**Problem statement**: Are you able to quote each entry exactly as written?

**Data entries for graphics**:
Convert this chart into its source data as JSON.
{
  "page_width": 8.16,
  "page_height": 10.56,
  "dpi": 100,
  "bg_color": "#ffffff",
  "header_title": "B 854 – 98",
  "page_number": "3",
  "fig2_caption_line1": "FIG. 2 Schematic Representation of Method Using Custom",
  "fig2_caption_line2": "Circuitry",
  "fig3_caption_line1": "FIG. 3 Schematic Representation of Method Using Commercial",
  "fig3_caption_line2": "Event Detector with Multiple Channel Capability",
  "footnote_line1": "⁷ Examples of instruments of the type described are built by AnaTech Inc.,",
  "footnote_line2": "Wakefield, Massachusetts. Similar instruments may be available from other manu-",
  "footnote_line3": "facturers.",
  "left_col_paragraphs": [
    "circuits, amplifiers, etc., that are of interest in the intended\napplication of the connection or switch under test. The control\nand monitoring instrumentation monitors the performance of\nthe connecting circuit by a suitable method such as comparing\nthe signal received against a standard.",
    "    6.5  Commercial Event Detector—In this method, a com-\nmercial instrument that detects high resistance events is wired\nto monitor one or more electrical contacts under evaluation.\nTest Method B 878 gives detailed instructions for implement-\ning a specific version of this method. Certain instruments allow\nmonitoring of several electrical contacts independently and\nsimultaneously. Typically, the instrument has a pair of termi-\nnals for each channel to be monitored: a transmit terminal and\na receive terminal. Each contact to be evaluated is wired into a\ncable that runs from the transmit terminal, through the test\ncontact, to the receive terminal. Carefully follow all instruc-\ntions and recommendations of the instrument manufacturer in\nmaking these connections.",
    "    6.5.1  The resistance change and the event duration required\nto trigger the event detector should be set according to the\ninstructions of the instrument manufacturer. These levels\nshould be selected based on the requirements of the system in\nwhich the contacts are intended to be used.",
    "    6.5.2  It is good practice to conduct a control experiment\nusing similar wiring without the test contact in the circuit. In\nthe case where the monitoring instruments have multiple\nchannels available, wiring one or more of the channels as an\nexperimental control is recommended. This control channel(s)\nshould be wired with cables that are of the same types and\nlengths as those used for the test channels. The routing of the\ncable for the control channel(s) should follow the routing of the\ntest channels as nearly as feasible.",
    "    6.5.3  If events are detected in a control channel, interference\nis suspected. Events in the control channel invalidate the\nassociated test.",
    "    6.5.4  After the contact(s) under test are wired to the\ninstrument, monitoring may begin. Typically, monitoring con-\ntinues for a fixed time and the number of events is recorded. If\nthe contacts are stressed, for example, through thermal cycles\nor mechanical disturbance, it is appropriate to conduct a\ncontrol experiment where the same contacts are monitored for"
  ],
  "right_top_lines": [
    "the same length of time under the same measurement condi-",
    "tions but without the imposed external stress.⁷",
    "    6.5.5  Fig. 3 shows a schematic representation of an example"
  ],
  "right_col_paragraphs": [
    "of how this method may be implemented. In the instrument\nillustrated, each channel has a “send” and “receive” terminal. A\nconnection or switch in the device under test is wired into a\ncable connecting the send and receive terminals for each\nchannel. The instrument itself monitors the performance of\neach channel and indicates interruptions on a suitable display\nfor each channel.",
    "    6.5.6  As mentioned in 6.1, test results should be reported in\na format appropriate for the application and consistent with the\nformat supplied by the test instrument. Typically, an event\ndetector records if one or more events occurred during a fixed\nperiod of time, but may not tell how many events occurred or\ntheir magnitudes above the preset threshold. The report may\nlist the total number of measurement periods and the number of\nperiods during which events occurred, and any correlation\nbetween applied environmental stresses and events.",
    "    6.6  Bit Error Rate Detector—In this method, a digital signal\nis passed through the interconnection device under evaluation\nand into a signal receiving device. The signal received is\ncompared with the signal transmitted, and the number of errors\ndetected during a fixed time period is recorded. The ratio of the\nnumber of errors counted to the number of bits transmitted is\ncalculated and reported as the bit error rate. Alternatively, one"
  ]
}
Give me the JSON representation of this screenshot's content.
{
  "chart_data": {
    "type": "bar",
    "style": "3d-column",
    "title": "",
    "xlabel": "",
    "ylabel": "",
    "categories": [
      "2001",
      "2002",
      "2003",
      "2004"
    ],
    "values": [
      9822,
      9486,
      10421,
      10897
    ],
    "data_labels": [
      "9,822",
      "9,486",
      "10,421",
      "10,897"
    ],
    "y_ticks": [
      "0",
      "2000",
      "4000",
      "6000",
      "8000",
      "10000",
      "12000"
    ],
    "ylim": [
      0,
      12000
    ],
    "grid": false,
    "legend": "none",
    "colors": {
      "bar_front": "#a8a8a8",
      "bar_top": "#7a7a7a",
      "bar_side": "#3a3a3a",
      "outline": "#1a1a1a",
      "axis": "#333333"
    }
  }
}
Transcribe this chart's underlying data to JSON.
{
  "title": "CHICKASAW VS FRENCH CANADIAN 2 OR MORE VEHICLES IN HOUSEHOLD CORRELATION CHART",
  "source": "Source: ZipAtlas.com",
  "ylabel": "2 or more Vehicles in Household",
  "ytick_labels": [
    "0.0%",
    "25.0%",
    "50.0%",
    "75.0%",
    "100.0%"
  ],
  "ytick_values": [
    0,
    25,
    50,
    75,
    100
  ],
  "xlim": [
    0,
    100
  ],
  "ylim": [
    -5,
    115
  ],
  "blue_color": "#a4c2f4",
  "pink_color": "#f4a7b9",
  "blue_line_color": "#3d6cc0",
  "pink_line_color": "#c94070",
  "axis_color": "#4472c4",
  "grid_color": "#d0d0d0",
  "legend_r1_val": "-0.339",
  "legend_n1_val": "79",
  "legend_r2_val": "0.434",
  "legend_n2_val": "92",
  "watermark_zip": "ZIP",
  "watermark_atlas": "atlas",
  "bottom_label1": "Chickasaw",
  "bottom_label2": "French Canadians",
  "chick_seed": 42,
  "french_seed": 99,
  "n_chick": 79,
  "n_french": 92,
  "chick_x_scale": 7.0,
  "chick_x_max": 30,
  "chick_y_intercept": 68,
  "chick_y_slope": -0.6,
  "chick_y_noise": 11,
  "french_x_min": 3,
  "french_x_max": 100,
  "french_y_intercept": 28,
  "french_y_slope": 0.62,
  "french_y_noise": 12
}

**Task answer**:
Convert this chart into its source data as JSON.
{
  "page_width": 8.16,
  "page_height": 10.56,
  "dpi": 100,
  "bg_color": "#ffffff",
  "header_title": "B 854 – 98",
  "page_number": "3",
  "fig2_caption_line1": "FIG. 2 Schematic Representation of Method Using Custom",
  "fig2_caption_line2": "Circuitry",
  "fig3_caption_line1": "FIG. 3 Schematic Representation of Method Using Commercial",
  "fig3_caption_line2": "Event Detector with Multiple Channel Capability",
  "footnote_line1": "⁷ Examples of instruments of the type described are built by AnaTech Inc.,",
  "footnote_line2": "Wakefield, Massachusetts. Similar instruments may be available from other manu-",
  "footnote_line3": "facturers.",
  "left_col_paragraphs": [
    "circuits, amplifiers, etc., that are of interest in the intended\napplication of the connection or switch under test. The control\nand monitoring instrumentation monitors the performance of\nthe connecting circuit by a suitable method such as comparing\nthe signal received against a standard.",
    "    6.5  Commercial Event Detector—In this method, a com-\nmercial instrument that detects high resistance events is wired\nto monitor one or more electrical contacts under evaluation.\nTest Method B 878 gives detailed instructions for implement-\ning a specific version of this method. Certain instruments allow\nmonitoring of several electrical contacts independently and\nsimultaneously. Typically, the instrument has a pair of termi-\nnals for each channel to be monitored: a transmit terminal and\na receive terminal. Each contact to be evaluated is wired into a\ncable that runs from the transmit terminal, through the test\ncontact, to the receive terminal. Carefully follow all instruc-\ntions and recommendations of the instrument manufacturer in\nmaking these connections.",
    "    6.5.1  The resistance change and the event duration required\nto trigger the event detector should be set according to the\ninstructions of the instrument manufacturer. These levels\nshould be selected based on the requirements of the system in\nwhich the contacts are intended to be used.",
    "    6.5.2  It is good practice to conduct a control experiment\nusing similar wiring without the test contact in the circuit. In\nthe case where the monitoring instruments have multiple\nchannels available, wiring one or more of the channels as an\nexperimental control is recommended. This control channel(s)\nshould be wired with cables that are of the same types and\nlengths as those used for the test channels. The routing of the\ncable for the control channel(s) should follow the routing of the\ntest channels as nearly as feasible.",
    "    6.5.3  If events are detected in a control channel, interference\nis suspected. Events in the control channel invalidate the\nassociated test.",
    "    6.5.4  After the contact(s) under test are wired to the\ninstrument, monitoring may begin. Typically, monitoring con-\ntinues for a fixed time and the number of events is recorded. If\nthe contacts are stressed, for example, through thermal cycles\nor mechanical disturbance, it is appropriate to conduct a\ncontrol experiment where the same contacts are monitored for"
  ],
  "right_top_lines": [
    "the same length of time under the same measurement condi-",
    "tions but without the imposed external stress.⁷",
    "    6.5.5  Fig. 3 shows a schematic representation of an example"
  ],
  "right_col_paragraphs": [
    "of how this method may be implemented. In the instrument\nillustrated, each channel has a “send” and “receive” terminal. A\nconnection or switch in the device under test is wired into a\ncable connecting the send and receive terminals for each\nchannel. The instrument itself monitors the performance of\neach channel and indicates interruptions on a suitable display\nfor each channel.",
    "    6.5.6  As mentioned in 6.1, test results should be reported in\na format appropriate for the application and consistent with the\nformat supplied by the test instrument. Typically, an event\ndetector records if one or more events occurred during a fixed\nperiod of time, but may not tell how many events occurred or\ntheir magnitudes above the preset threshold. The report may\nlist the total number of measurement periods and the number of\nperiods during which events occurred, and any correlation\nbetween applied environmental stresses and events.",
    "    6.6  Bit Error Rate Detector—In this method, a digital signal\nis passed through the interconnection device under evaluation\nand into a signal receiving device. The signal received is\ncompared with the signal transmitted, and the number of errors\ndetected during a fixed time period is recorded. The ratio of the\nnumber of errors counted to the number of bits transmitted is\ncalculated and reported as the bit error rate. Alternatively, one"
  ]
}
Give me the JSON representation of this screenshot's content.
{
  "chart_data": {
    "type": "bar",
    "style": "3d-column",
    "title": "",
    "xlabel": "",
    "ylabel": "",
    "categories": [
      "2001",
      "2002",
      "2003",
      "2004"
    ],
    "values": [
      9822,
      9486,
      10421,
      10897
    ],
    "data_labels": [
      "9,822",
      "9,486",
      "10,421",
      "10,897"
    ],
    "y_ticks": [
      "0",
      "2000",
      "4000",
      "6000",
      "8000",
      "10000",
      "12000"
    ],
    "ylim": [
      0,
      12000
    ],
    "grid": false,
    "legend": "none",
    "colors": {
      "bar_front": "#a8a8a8",
      "bar_top": "#7a7a7a",
      "bar_side": "#3a3a3a",
      "outline": "#1a1a1a",
      "axis": "#333333"
    }
  }
}
Transcribe this chart's underlying data to JSON.
{
  "title": "CHICKASAW VS FRENCH CANADIAN 2 OR MORE VEHICLES IN HOUSEHOLD CORRELATION CHART",
  "source": "Source: ZipAtlas.com",
  "ylabel": "2 or more Vehicles in Household",
  "ytick_labels": [
    "0.0%",
    "25.0%",
    "50.0%",
    "75.0%",
    "100.0%"
  ],
  "ytick_values": [
    0,
    25,
    50,
    75,
    100
  ],
  "xlim": [
    0,
    100
  ],
  "ylim": [
    -5,
    115
  ],
  "blue_color": "#a4c2f4",
  "pink_color": "#f4a7b9",
  "blue_line_color": "#3d6cc0",
  "pink_line_color": "#c94070",
  "axis_color": "#4472c4",
  "grid_color": "#d0d0d0",
  "legend_r1_val": "-0.339",
  "legend_n1_val": "79",
  "legend_r2_val": "0.434",
  "legend_n2_val": "92",
  "watermark_zip": "ZIP",
  "watermark_atlas": "atlas",
  "bottom_label1": "Chickasaw",
  "bottom_label2": "French Canadians",
  "chick_seed": 42,
  "french_seed": 99,
  "n_chick": 79,
  "n_french": 92,
  "chick_x_scale": 7.0,
  "chick_x_max": 30,
  "chick_y_intercept": 68,
  "chick_y_slope": -0.6,
  "chick_y_noise": 11,
  "french_x_min": 3,
  "french_x_max": 100,
  "french_y_intercept": 28,
  "french_y_slope": 0.62,
  "french_y_noise": 12
}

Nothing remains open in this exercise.